§ **WORKING DATA**:
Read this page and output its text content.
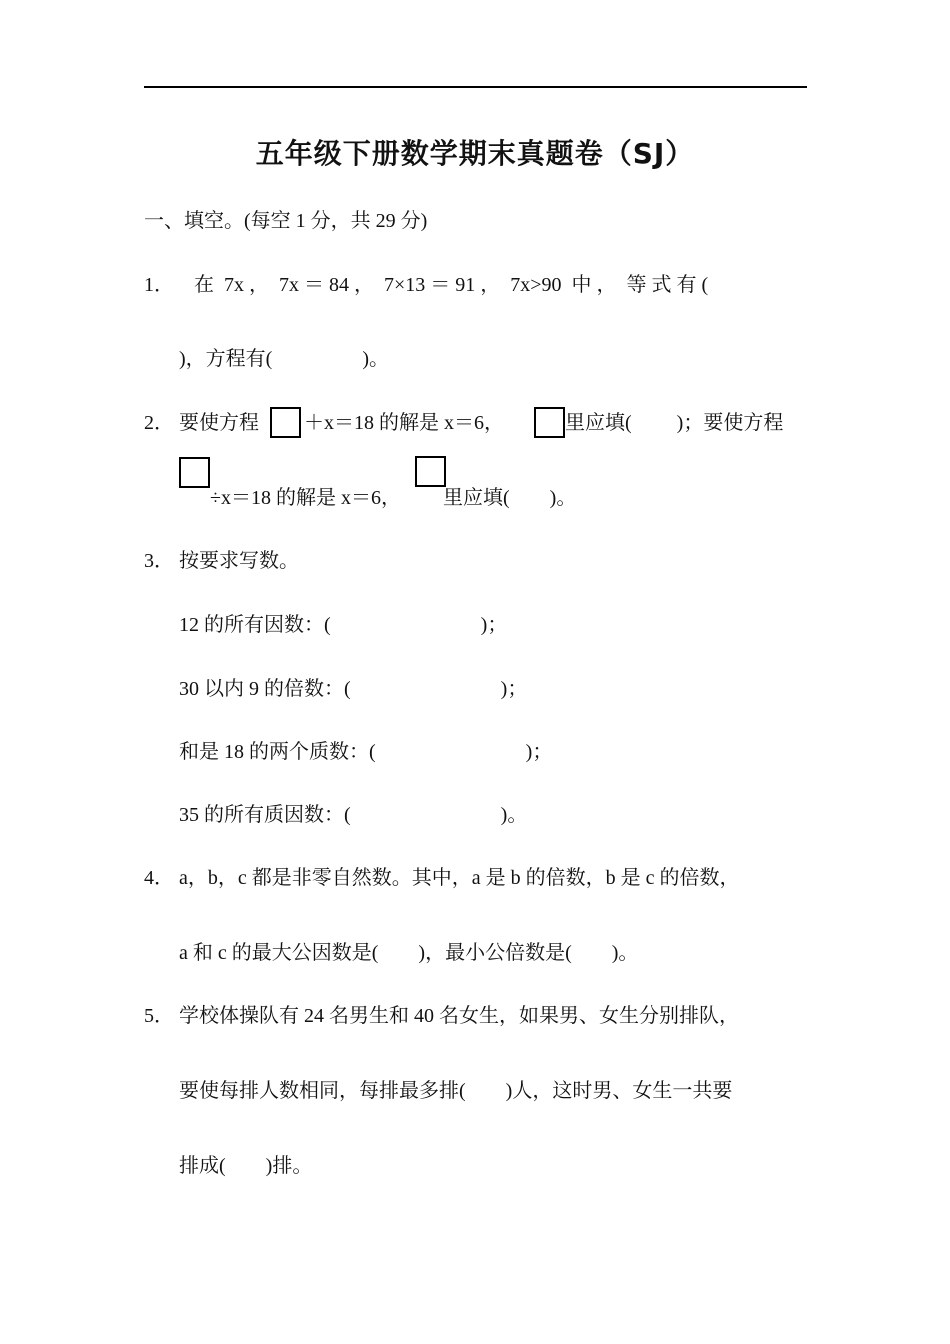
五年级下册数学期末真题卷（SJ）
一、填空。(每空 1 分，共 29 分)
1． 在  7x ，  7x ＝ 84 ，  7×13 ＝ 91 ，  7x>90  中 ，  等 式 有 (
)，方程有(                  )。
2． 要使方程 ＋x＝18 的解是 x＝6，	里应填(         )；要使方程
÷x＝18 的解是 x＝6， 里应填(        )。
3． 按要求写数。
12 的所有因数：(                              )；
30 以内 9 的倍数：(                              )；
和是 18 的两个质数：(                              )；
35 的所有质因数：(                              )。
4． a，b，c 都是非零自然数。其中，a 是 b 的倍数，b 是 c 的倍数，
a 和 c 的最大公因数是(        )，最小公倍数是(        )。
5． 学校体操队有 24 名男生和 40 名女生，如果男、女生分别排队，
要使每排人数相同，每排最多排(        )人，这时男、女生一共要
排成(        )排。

§ **TASK DESCRIPTION**: Take the listing above and print it exactly, apart from the pictures.

§ **TASK SOLUTION**:
Read this page and output its text content.
五年级下册数学期末真题卷（SJ）
一、填空。(每空 1 分，共 29 分)
1． 在  7x ，  7x ＝ 84 ，  7×13 ＝ 91 ，  7x>90  中 ，  等 式 有 (
)，方程有(                  )。
2． 要使方程 ＋x＝18 的解是 x＝6，	里应填(         )；要使方程
÷x＝18 的解是 x＝6， 里应填(        )。
3． 按要求写数。
12 的所有因数：(                              )；
30 以内 9 的倍数：(                              )；
和是 18 的两个质数：(                              )；
35 的所有质因数：(                              )。
4． a，b，c 都是非零自然数。其中，a 是 b 的倍数，b 是 c 的倍数，
a 和 c 的最大公因数是(        )，最小公倍数是(        )。
5． 学校体操队有 24 名男生和 40 名女生，如果男、女生分别排队，
要使每排人数相同，每排最多排(        )人，这时男、女生一共要
排成(        )排。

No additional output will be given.